Pictures appear in the records below; write out everything else exactly.

** Begin Data extract **

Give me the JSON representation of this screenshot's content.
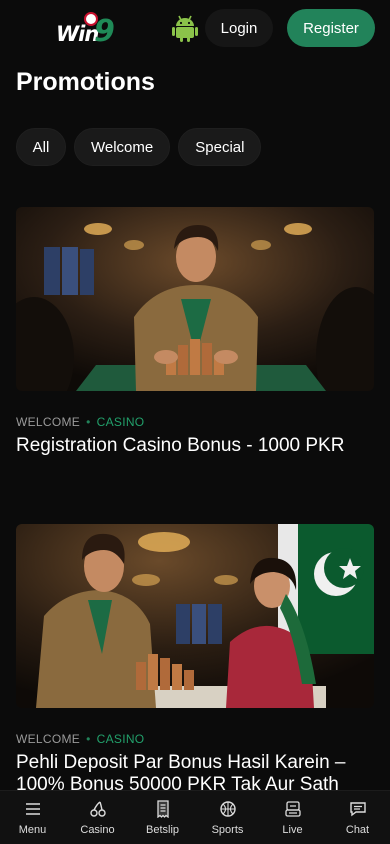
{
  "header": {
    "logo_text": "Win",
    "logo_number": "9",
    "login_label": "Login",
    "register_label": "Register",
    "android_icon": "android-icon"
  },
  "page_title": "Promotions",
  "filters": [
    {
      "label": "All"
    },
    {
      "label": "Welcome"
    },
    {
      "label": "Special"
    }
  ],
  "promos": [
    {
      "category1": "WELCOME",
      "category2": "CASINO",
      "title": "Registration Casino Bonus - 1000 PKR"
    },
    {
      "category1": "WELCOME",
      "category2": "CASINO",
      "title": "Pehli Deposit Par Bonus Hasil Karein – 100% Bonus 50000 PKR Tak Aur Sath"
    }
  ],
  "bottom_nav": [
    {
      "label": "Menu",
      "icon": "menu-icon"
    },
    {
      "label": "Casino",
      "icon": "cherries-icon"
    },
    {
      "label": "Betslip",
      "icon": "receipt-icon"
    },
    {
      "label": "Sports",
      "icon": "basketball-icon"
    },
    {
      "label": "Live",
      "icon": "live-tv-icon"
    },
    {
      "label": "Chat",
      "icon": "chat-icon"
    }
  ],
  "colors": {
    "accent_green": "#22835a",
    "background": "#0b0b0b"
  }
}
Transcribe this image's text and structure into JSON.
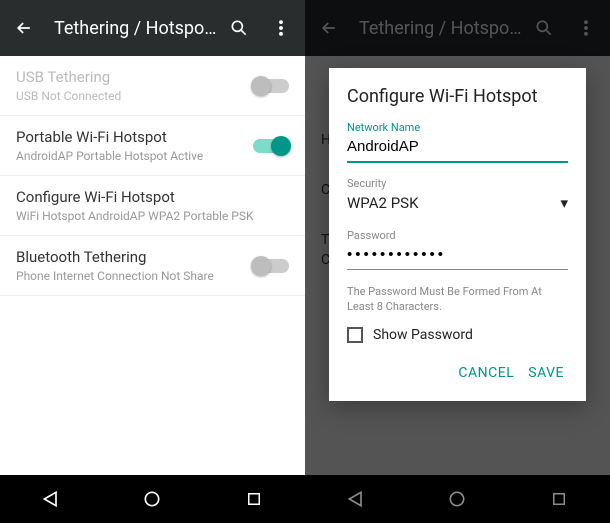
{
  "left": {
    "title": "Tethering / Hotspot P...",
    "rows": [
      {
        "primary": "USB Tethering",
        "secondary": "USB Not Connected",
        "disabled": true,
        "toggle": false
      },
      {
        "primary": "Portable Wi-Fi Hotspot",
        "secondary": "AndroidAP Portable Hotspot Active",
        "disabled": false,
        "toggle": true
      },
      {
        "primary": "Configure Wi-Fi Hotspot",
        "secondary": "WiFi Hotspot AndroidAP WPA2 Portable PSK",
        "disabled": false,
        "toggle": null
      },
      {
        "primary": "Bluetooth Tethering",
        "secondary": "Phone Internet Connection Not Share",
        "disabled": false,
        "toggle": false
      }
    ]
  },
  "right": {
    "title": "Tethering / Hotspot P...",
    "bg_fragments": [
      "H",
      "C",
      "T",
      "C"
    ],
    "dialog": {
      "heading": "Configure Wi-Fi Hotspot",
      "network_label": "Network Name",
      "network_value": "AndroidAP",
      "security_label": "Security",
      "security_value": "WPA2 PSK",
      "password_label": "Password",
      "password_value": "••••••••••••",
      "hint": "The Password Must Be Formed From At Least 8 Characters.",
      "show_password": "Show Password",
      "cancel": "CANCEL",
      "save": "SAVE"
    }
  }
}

** End Data extract **

§ Output
Give me the JSON representation of this screenshot's content.
{
  "header": {
    "logo_text": "Win",
    "logo_number": "9",
    "login_label": "Login",
    "register_label": "Register",
    "android_icon": "android-icon"
  },
  "page_title": "Promotions",
  "filters": [
    {
      "label": "All"
    },
    {
      "label": "Welcome"
    },
    {
      "label": "Special"
    }
  ],
  "promos": [
    {
      "category1": "WELCOME",
      "category2": "CASINO",
      "title": "Registration Casino Bonus - 1000 PKR"
    },
    {
      "category1": "WELCOME",
      "category2": "CASINO",
      "title": "Pehli Deposit Par Bonus Hasil Karein – 100% Bonus 50000 PKR Tak Aur Sath"
    }
  ],
  "bottom_nav": [
    {
      "label": "Menu",
      "icon": "menu-icon"
    },
    {
      "label": "Casino",
      "icon": "cherries-icon"
    },
    {
      "label": "Betslip",
      "icon": "receipt-icon"
    },
    {
      "label": "Sports",
      "icon": "basketball-icon"
    },
    {
      "label": "Live",
      "icon": "live-tv-icon"
    },
    {
      "label": "Chat",
      "icon": "chat-icon"
    }
  ],
  "colors": {
    "accent_green": "#22835a",
    "background": "#0b0b0b"
  }
}
Transcribe this image's text and structure into JSON.
{
  "left": {
    "title": "Tethering / Hotspot P...",
    "rows": [
      {
        "primary": "USB Tethering",
        "secondary": "USB Not Connected",
        "disabled": true,
        "toggle": false
      },
      {
        "primary": "Portable Wi-Fi Hotspot",
        "secondary": "AndroidAP Portable Hotspot Active",
        "disabled": false,
        "toggle": true
      },
      {
        "primary": "Configure Wi-Fi Hotspot",
        "secondary": "WiFi Hotspot AndroidAP WPA2 Portable PSK",
        "disabled": false,
        "toggle": null
      },
      {
        "primary": "Bluetooth Tethering",
        "secondary": "Phone Internet Connection Not Share",
        "disabled": false,
        "toggle": false
      }
    ]
  },
  "right": {
    "title": "Tethering / Hotspot P...",
    "bg_fragments": [
      "H",
      "C",
      "T",
      "C"
    ],
    "dialog": {
      "heading": "Configure Wi-Fi Hotspot",
      "network_label": "Network Name",
      "network_value": "AndroidAP",
      "security_label": "Security",
      "security_value": "WPA2 PSK",
      "password_label": "Password",
      "password_value": "••••••••••••",
      "hint": "The Password Must Be Formed From At Least 8 Characters.",
      "show_password": "Show Password",
      "cancel": "CANCEL",
      "save": "SAVE"
    }
  }
}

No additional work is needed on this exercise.